_Given instruction_. Write out every entry word for word.

--- START Provided records ---

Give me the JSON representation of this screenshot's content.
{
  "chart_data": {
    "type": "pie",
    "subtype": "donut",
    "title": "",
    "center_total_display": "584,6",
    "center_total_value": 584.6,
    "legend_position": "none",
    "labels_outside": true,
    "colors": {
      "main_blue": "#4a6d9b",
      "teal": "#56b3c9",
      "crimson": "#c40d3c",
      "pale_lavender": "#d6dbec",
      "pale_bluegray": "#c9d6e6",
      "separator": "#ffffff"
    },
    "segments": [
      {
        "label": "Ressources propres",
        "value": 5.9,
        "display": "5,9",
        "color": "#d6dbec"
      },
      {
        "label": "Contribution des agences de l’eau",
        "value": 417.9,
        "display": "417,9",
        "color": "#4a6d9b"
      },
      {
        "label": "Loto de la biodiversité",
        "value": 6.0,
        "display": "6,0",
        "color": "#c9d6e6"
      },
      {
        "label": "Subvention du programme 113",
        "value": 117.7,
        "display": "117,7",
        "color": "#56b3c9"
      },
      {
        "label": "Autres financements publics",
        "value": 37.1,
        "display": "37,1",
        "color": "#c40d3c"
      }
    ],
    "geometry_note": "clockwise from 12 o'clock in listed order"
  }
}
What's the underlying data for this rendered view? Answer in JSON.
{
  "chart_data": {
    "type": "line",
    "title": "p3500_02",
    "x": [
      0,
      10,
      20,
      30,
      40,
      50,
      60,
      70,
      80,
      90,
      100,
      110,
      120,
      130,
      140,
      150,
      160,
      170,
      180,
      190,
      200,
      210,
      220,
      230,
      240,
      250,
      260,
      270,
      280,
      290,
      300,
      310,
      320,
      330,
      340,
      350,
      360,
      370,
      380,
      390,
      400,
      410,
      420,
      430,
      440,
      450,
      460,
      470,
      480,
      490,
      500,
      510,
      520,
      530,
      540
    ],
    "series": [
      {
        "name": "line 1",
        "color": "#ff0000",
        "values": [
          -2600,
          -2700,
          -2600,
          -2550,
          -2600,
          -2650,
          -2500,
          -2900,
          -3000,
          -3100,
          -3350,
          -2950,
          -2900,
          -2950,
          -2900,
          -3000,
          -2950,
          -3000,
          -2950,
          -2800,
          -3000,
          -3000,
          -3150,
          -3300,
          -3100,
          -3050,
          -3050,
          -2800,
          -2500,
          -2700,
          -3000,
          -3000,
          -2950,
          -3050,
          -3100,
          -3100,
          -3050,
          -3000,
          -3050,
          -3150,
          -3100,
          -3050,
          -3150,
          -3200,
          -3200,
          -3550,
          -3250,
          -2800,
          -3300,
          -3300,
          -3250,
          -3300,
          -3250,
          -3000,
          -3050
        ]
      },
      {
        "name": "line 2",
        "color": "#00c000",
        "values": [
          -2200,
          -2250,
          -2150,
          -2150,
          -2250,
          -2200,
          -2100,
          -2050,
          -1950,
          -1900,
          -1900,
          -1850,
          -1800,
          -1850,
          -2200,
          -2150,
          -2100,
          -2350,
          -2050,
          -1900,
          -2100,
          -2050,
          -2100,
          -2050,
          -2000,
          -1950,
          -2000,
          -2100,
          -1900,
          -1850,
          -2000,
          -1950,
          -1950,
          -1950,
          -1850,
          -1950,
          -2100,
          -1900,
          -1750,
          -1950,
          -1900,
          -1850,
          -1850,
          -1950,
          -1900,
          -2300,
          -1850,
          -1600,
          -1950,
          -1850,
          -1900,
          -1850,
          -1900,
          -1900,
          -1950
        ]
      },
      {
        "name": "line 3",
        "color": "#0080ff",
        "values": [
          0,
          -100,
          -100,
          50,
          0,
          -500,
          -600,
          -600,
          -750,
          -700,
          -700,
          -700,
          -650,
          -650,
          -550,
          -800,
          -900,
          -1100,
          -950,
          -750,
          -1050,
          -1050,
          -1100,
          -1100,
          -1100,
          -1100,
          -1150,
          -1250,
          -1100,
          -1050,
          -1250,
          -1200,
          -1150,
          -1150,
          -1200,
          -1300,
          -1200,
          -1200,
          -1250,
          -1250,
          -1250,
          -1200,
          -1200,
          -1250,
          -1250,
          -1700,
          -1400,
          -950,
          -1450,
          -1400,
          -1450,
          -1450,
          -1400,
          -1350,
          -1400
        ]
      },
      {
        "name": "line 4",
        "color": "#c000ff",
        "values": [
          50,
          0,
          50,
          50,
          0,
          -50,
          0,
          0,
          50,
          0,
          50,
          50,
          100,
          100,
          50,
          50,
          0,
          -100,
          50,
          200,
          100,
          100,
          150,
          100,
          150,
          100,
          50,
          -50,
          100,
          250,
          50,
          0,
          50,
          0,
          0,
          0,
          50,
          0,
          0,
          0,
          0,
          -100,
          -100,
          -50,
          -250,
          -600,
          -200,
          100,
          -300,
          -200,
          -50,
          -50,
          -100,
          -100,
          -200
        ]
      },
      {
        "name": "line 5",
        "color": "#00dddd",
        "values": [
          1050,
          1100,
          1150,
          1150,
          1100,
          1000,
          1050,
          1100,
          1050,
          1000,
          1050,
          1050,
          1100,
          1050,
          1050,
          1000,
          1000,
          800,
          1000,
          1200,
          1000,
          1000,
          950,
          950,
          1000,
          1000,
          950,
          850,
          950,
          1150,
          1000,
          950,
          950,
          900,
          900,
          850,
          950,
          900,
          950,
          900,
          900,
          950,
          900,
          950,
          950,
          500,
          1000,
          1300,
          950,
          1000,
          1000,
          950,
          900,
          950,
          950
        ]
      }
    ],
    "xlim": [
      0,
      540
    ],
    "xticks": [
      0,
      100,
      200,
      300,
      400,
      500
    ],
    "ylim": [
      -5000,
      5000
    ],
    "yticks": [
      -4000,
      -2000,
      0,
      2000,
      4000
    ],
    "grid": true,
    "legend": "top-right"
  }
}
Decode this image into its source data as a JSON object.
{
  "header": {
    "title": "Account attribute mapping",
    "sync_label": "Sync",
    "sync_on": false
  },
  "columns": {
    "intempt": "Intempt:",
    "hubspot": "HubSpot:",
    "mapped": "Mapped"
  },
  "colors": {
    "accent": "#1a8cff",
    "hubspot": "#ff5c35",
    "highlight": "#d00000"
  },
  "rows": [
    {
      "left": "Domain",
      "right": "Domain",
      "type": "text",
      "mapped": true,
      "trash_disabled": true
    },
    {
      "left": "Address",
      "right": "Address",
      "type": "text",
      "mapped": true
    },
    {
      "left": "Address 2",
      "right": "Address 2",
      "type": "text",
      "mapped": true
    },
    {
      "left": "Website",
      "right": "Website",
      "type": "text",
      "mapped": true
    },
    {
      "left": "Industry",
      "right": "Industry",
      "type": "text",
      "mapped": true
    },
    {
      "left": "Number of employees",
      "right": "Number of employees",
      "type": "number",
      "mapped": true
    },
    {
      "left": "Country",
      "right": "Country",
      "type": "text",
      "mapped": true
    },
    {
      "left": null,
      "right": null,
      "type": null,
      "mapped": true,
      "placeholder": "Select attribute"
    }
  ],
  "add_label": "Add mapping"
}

--- END Provided records ---

_Answer to the task_.
Give me the JSON representation of this screenshot's content.
{
  "chart_data": {
    "type": "pie",
    "subtype": "donut",
    "title": "",
    "center_total_display": "584,6",
    "center_total_value": 584.6,
    "legend_position": "none",
    "labels_outside": true,
    "colors": {
      "main_blue": "#4a6d9b",
      "teal": "#56b3c9",
      "crimson": "#c40d3c",
      "pale_lavender": "#d6dbec",
      "pale_bluegray": "#c9d6e6",
      "separator": "#ffffff"
    },
    "segments": [
      {
        "label": "Ressources propres",
        "value": 5.9,
        "display": "5,9",
        "color": "#d6dbec"
      },
      {
        "label": "Contribution des agences de l’eau",
        "value": 417.9,
        "display": "417,9",
        "color": "#4a6d9b"
      },
      {
        "label": "Loto de la biodiversité",
        "value": 6.0,
        "display": "6,0",
        "color": "#c9d6e6"
      },
      {
        "label": "Subvention du programme 113",
        "value": 117.7,
        "display": "117,7",
        "color": "#56b3c9"
      },
      {
        "label": "Autres financements publics",
        "value": 37.1,
        "display": "37,1",
        "color": "#c40d3c"
      }
    ],
    "geometry_note": "clockwise from 12 o'clock in listed order"
  }
}
What's the underlying data for this rendered view? Answer in JSON.
{
  "chart_data": {
    "type": "line",
    "title": "p3500_02",
    "x": [
      0,
      10,
      20,
      30,
      40,
      50,
      60,
      70,
      80,
      90,
      100,
      110,
      120,
      130,
      140,
      150,
      160,
      170,
      180,
      190,
      200,
      210,
      220,
      230,
      240,
      250,
      260,
      270,
      280,
      290,
      300,
      310,
      320,
      330,
      340,
      350,
      360,
      370,
      380,
      390,
      400,
      410,
      420,
      430,
      440,
      450,
      460,
      470,
      480,
      490,
      500,
      510,
      520,
      530,
      540
    ],
    "series": [
      {
        "name": "line 1",
        "color": "#ff0000",
        "values": [
          -2600,
          -2700,
          -2600,
          -2550,
          -2600,
          -2650,
          -2500,
          -2900,
          -3000,
          -3100,
          -3350,
          -2950,
          -2900,
          -2950,
          -2900,
          -3000,
          -2950,
          -3000,
          -2950,
          -2800,
          -3000,
          -3000,
          -3150,
          -3300,
          -3100,
          -3050,
          -3050,
          -2800,
          -2500,
          -2700,
          -3000,
          -3000,
          -2950,
          -3050,
          -3100,
          -3100,
          -3050,
          -3000,
          -3050,
          -3150,
          -3100,
          -3050,
          -3150,
          -3200,
          -3200,
          -3550,
          -3250,
          -2800,
          -3300,
          -3300,
          -3250,
          -3300,
          -3250,
          -3000,
          -3050
        ]
      },
      {
        "name": "line 2",
        "color": "#00c000",
        "values": [
          -2200,
          -2250,
          -2150,
          -2150,
          -2250,
          -2200,
          -2100,
          -2050,
          -1950,
          -1900,
          -1900,
          -1850,
          -1800,
          -1850,
          -2200,
          -2150,
          -2100,
          -2350,
          -2050,
          -1900,
          -2100,
          -2050,
          -2100,
          -2050,
          -2000,
          -1950,
          -2000,
          -2100,
          -1900,
          -1850,
          -2000,
          -1950,
          -1950,
          -1950,
          -1850,
          -1950,
          -2100,
          -1900,
          -1750,
          -1950,
          -1900,
          -1850,
          -1850,
          -1950,
          -1900,
          -2300,
          -1850,
          -1600,
          -1950,
          -1850,
          -1900,
          -1850,
          -1900,
          -1900,
          -1950
        ]
      },
      {
        "name": "line 3",
        "color": "#0080ff",
        "values": [
          0,
          -100,
          -100,
          50,
          0,
          -500,
          -600,
          -600,
          -750,
          -700,
          -700,
          -700,
          -650,
          -650,
          -550,
          -800,
          -900,
          -1100,
          -950,
          -750,
          -1050,
          -1050,
          -1100,
          -1100,
          -1100,
          -1100,
          -1150,
          -1250,
          -1100,
          -1050,
          -1250,
          -1200,
          -1150,
          -1150,
          -1200,
          -1300,
          -1200,
          -1200,
          -1250,
          -1250,
          -1250,
          -1200,
          -1200,
          -1250,
          -1250,
          -1700,
          -1400,
          -950,
          -1450,
          -1400,
          -1450,
          -1450,
          -1400,
          -1350,
          -1400
        ]
      },
      {
        "name": "line 4",
        "color": "#c000ff",
        "values": [
          50,
          0,
          50,
          50,
          0,
          -50,
          0,
          0,
          50,
          0,
          50,
          50,
          100,
          100,
          50,
          50,
          0,
          -100,
          50,
          200,
          100,
          100,
          150,
          100,
          150,
          100,
          50,
          -50,
          100,
          250,
          50,
          0,
          50,
          0,
          0,
          0,
          50,
          0,
          0,
          0,
          0,
          -100,
          -100,
          -50,
          -250,
          -600,
          -200,
          100,
          -300,
          -200,
          -50,
          -50,
          -100,
          -100,
          -200
        ]
      },
      {
        "name": "line 5",
        "color": "#00dddd",
        "values": [
          1050,
          1100,
          1150,
          1150,
          1100,
          1000,
          1050,
          1100,
          1050,
          1000,
          1050,
          1050,
          1100,
          1050,
          1050,
          1000,
          1000,
          800,
          1000,
          1200,
          1000,
          1000,
          950,
          950,
          1000,
          1000,
          950,
          850,
          950,
          1150,
          1000,
          950,
          950,
          900,
          900,
          850,
          950,
          900,
          950,
          900,
          900,
          950,
          900,
          950,
          950,
          500,
          1000,
          1300,
          950,
          1000,
          1000,
          950,
          900,
          950,
          950
        ]
      }
    ],
    "xlim": [
      0,
      540
    ],
    "xticks": [
      0,
      100,
      200,
      300,
      400,
      500
    ],
    "ylim": [
      -5000,
      5000
    ],
    "yticks": [
      -4000,
      -2000,
      0,
      2000,
      4000
    ],
    "grid": true,
    "legend": "top-right"
  }
}
Decode this image into its source data as a JSON object.
{
  "header": {
    "title": "Account attribute mapping",
    "sync_label": "Sync",
    "sync_on": false
  },
  "columns": {
    "intempt": "Intempt:",
    "hubspot": "HubSpot:",
    "mapped": "Mapped"
  },
  "colors": {
    "accent": "#1a8cff",
    "hubspot": "#ff5c35",
    "highlight": "#d00000"
  },
  "rows": [
    {
      "left": "Domain",
      "right": "Domain",
      "type": "text",
      "mapped": true,
      "trash_disabled": true
    },
    {
      "left": "Address",
      "right": "Address",
      "type": "text",
      "mapped": true
    },
    {
      "left": "Address 2",
      "right": "Address 2",
      "type": "text",
      "mapped": true
    },
    {
      "left": "Website",
      "right": "Website",
      "type": "text",
      "mapped": true
    },
    {
      "left": "Industry",
      "right": "Industry",
      "type": "text",
      "mapped": true
    },
    {
      "left": "Number of employees",
      "right": "Number of employees",
      "type": "number",
      "mapped": true
    },
    {
      "left": "Country",
      "right": "Country",
      "type": "text",
      "mapped": true
    },
    {
      "left": null,
      "right": null,
      "type": null,
      "mapped": true,
      "placeholder": "Select attribute"
    }
  ],
  "add_label": "Add mapping"
}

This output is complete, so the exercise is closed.